* Exercise prompt: Take down each entry exactly as written.

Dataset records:

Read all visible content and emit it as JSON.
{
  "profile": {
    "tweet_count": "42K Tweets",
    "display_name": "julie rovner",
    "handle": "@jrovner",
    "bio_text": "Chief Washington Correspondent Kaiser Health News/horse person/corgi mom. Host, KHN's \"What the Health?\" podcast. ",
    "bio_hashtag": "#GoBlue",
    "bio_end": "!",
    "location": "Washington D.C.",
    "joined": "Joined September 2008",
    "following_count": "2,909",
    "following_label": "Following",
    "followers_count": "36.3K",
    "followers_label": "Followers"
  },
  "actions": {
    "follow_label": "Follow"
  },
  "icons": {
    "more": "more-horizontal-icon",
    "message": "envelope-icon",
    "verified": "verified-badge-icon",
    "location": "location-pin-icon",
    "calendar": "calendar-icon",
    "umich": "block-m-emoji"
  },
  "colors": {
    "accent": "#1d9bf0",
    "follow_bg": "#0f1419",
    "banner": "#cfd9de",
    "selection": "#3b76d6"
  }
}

* Output for this exercise:
Read all visible content and emit it as JSON.
{
  "profile": {
    "tweet_count": "42K Tweets",
    "display_name": "julie rovner",
    "handle": "@jrovner",
    "bio_text": "Chief Washington Correspondent Kaiser Health News/horse person/corgi mom. Host, KHN's \"What the Health?\" podcast. ",
    "bio_hashtag": "#GoBlue",
    "bio_end": "!",
    "location": "Washington D.C.",
    "joined": "Joined September 2008",
    "following_count": "2,909",
    "following_label": "Following",
    "followers_count": "36.3K",
    "followers_label": "Followers"
  },
  "actions": {
    "follow_label": "Follow"
  },
  "icons": {
    "more": "more-horizontal-icon",
    "message": "envelope-icon",
    "verified": "verified-badge-icon",
    "location": "location-pin-icon",
    "calendar": "calendar-icon",
    "umich": "block-m-emoji"
  },
  "colors": {
    "accent": "#1d9bf0",
    "follow_bg": "#0f1419",
    "banner": "#cfd9de",
    "selection": "#3b76d6"
  }
}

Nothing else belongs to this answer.